**PROBLEM**
Retype the whole listing below, character for character.

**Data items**
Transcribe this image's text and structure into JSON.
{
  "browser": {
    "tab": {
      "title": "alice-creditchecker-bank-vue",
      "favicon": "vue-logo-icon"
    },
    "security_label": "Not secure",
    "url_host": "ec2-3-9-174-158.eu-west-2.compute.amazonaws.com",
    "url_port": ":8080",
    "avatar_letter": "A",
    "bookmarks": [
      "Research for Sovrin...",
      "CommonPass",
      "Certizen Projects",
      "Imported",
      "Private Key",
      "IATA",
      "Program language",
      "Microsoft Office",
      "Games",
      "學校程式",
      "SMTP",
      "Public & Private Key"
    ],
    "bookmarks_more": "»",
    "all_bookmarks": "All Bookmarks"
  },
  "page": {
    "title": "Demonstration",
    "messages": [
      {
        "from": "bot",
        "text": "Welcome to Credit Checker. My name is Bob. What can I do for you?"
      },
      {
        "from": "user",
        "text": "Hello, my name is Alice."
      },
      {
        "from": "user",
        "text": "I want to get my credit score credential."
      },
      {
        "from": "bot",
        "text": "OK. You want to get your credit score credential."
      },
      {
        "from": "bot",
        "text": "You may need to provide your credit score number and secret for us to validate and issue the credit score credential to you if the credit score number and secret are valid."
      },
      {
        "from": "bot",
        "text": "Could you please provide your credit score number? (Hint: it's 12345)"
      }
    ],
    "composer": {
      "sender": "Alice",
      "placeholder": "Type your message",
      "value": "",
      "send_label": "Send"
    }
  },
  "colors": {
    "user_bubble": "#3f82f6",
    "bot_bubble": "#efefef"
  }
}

**OUTPUT FOR THIS EXERCISE**
Transcribe this image's text and structure into JSON.
{
  "browser": {
    "tab": {
      "title": "alice-creditchecker-bank-vue",
      "favicon": "vue-logo-icon"
    },
    "security_label": "Not secure",
    "url_host": "ec2-3-9-174-158.eu-west-2.compute.amazonaws.com",
    "url_port": ":8080",
    "avatar_letter": "A",
    "bookmarks": [
      "Research for Sovrin...",
      "CommonPass",
      "Certizen Projects",
      "Imported",
      "Private Key",
      "IATA",
      "Program language",
      "Microsoft Office",
      "Games",
      "學校程式",
      "SMTP",
      "Public & Private Key"
    ],
    "bookmarks_more": "»",
    "all_bookmarks": "All Bookmarks"
  },
  "page": {
    "title": "Demonstration",
    "messages": [
      {
        "from": "bot",
        "text": "Welcome to Credit Checker. My name is Bob. What can I do for you?"
      },
      {
        "from": "user",
        "text": "Hello, my name is Alice."
      },
      {
        "from": "user",
        "text": "I want to get my credit score credential."
      },
      {
        "from": "bot",
        "text": "OK. You want to get your credit score credential."
      },
      {
        "from": "bot",
        "text": "You may need to provide your credit score number and secret for us to validate and issue the credit score credential to you if the credit score number and secret are valid."
      },
      {
        "from": "bot",
        "text": "Could you please provide your credit score number? (Hint: it's 12345)"
      }
    ],
    "composer": {
      "sender": "Alice",
      "placeholder": "Type your message",
      "value": "",
      "send_label": "Send"
    }
  },
  "colors": {
    "user_bubble": "#3f82f6",
    "bot_bubble": "#efefef"
  }
}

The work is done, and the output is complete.